= Task to carry out =
Print all of the entries exactly, minus the pictures.

-- start Task input --

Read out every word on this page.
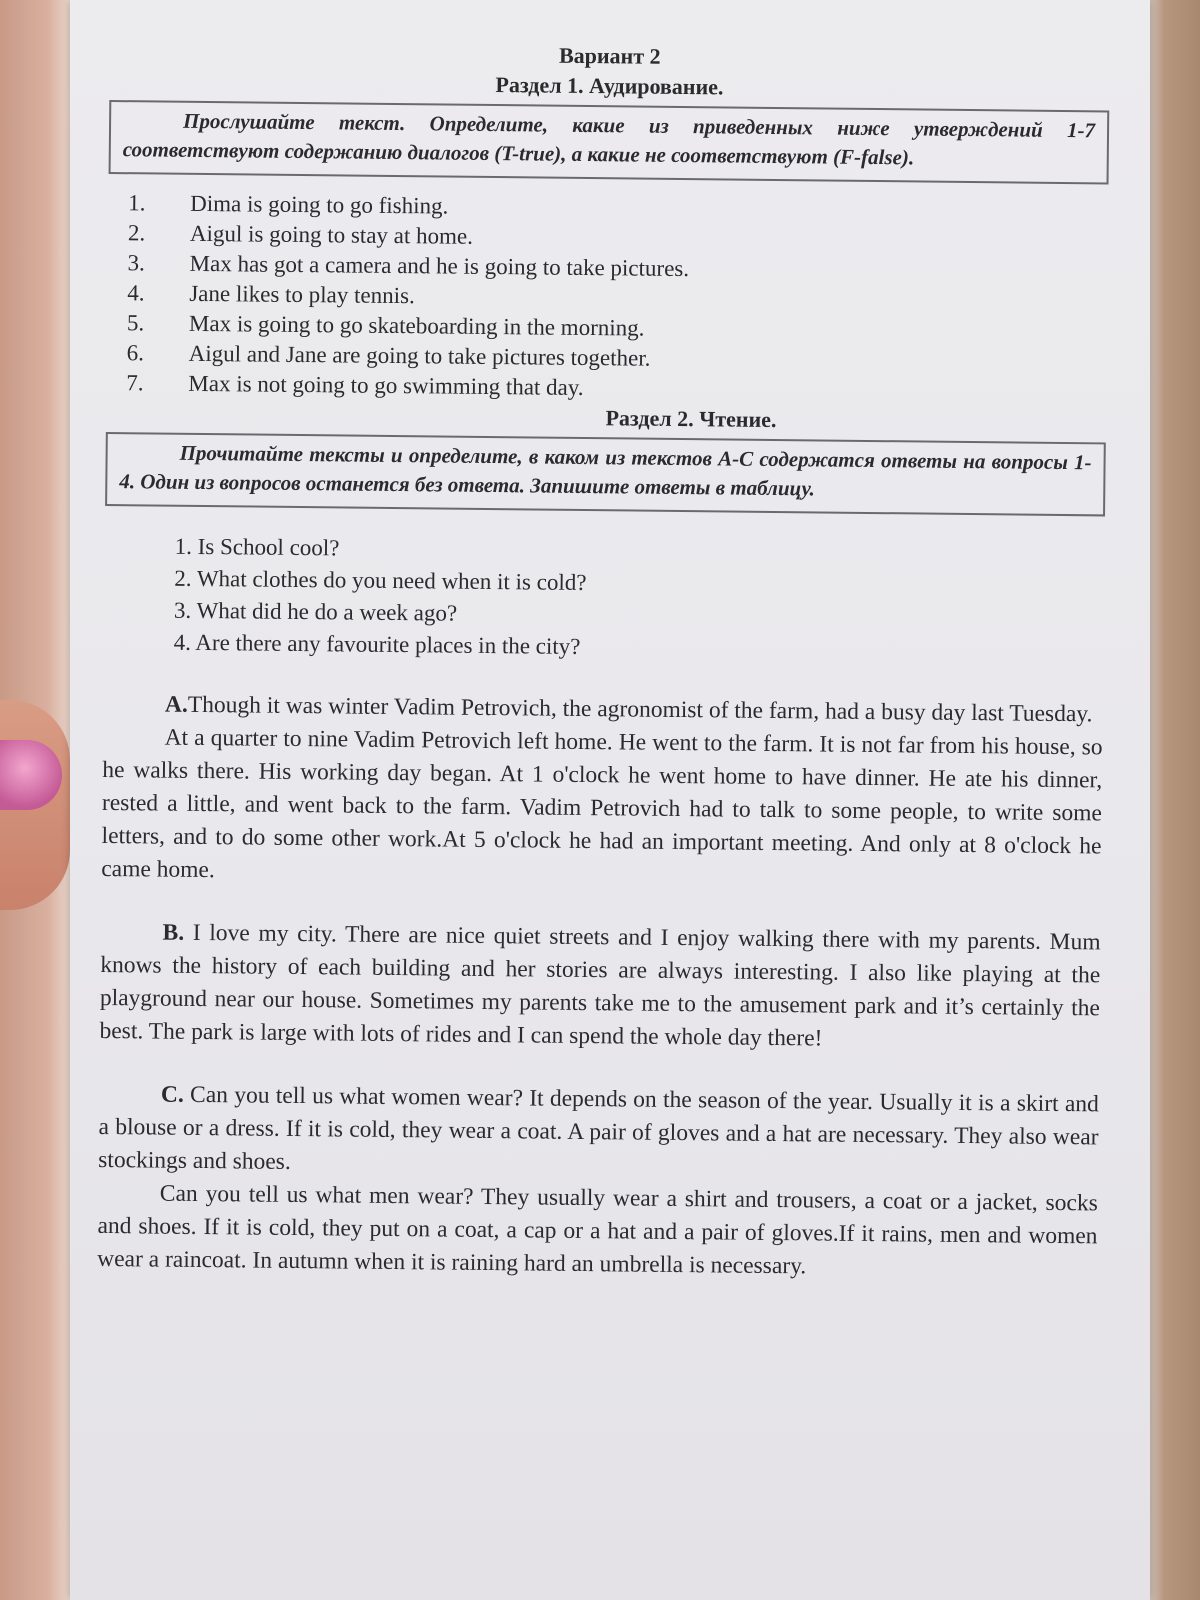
Вариант 2
Раздел 1. Аудирование.
Прослушайте текст. Определите, какие из приведенных ниже утверждений 1-7 соответствуют содержанию диалогов (T-true), а какие не соответствуют (F-false).
1.	Dima is going to go fishing.
2.	Aigul is going to stay at home.
3.	Max has got a camera and he is going to take pictures.
4.	Jane likes to play tennis.
5.	Max is going to go skateboarding in the morning.
6.	Aigul and Jane are going to take pictures together.
7.	Max is not going to go swimming that day.
Раздел 2. Чтение.
Прочитайте тексты и определите, в каком из текстов А-С содержатся ответы на вопросы 1-4. Один из вопросов останется без ответа. Запишите ответы в таблицу.
1. Is School cool?
2. What clothes do you need when it is cold?
3. What did he do a week ago?
4. Are there any favourite places in the city?

A.Though it was winter Vadim Petrovich, the agronomist of the farm, had a busy day last Tuesday.

At a quarter to nine Vadim Petrovich left home. He went to the farm. It is not far from his house, so he walks there. His working day began. At 1 o'clock he went home to have dinner. He ate his dinner, rested a little, and went back to the farm. Vadim Petrovich had to talk to some people, to write some letters, and to do some other work.At 5 o'clock he had an important meeting. And only at 8 o'clock he came home.

B. I love my city. There are nice quiet streets and I enjoy walking there with my parents. Mum knows the history of each building and her stories are always interesting. I also like playing at the playground near our house. Sometimes my parents take me to the amusement park and it’s certainly the best. The park is large with lots of rides and I can spend the whole day there!

C. Can you tell us what women wear? It depends on the season of the year. Usually it is a skirt and a blouse or a dress. If it is cold, they wear a coat. A pair of gloves and a hat are necessary. They also wear stockings and shoes.

Can you tell us what men wear? They usually wear a shirt and trousers, a coat or a jacket, socks and shoes. If it is cold, they put on a coat, a cap or a hat and a pair of gloves.If it rains, men and women wear a raincoat. In autumn when it is raining hard an umbrella is necessary.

-- end Task input --

= The output =
Read out every word on this page.
Вариант 2
Раздел 1. Аудирование.
Прослушайте текст. Определите, какие из приведенных ниже утверждений 1-7 соответствуют содержанию диалогов (T-true), а какие не соответствуют (F-false).
1.	Dima is going to go fishing.
2.	Aigul is going to stay at home.
3.	Max has got a camera and he is going to take pictures.
4.	Jane likes to play tennis.
5.	Max is going to go skateboarding in the morning.
6.	Aigul and Jane are going to take pictures together.
7.	Max is not going to go swimming that day.
Раздел 2. Чтение.
Прочитайте тексты и определите, в каком из текстов А-С содержатся ответы на вопросы 1-4. Один из вопросов останется без ответа. Запишите ответы в таблицу.
1. Is School cool?
2. What clothes do you need when it is cold?
3. What did he do a week ago?
4. Are there any favourite places in the city?

A.Though it was winter Vadim Petrovich, the agronomist of the farm, had a busy day last Tuesday.

At a quarter to nine Vadim Petrovich left home. He went to the farm. It is not far from his house, so he walks there. His working day began. At 1 o'clock he went home to have dinner. He ate his dinner, rested a little, and went back to the farm. Vadim Petrovich had to talk to some people, to write some letters, and to do some other work.At 5 o'clock he had an important meeting. And only at 8 o'clock he came home.

B. I love my city. There are nice quiet streets and I enjoy walking there with my parents. Mum knows the history of each building and her stories are always interesting. I also like playing at the playground near our house. Sometimes my parents take me to the amusement park and it’s certainly the best. The park is large with lots of rides and I can spend the whole day there!

C. Can you tell us what women wear? It depends on the season of the year. Usually it is a skirt and a blouse or a dress. If it is cold, they wear a coat. A pair of gloves and a hat are necessary. They also wear stockings and shoes.

Can you tell us what men wear? They usually wear a shirt and trousers, a coat or a jacket, socks and shoes. If it is cold, they put on a coat, a cap or a hat and a pair of gloves.If it rains, men and women wear a raincoat. In autumn when it is raining hard an umbrella is necessary.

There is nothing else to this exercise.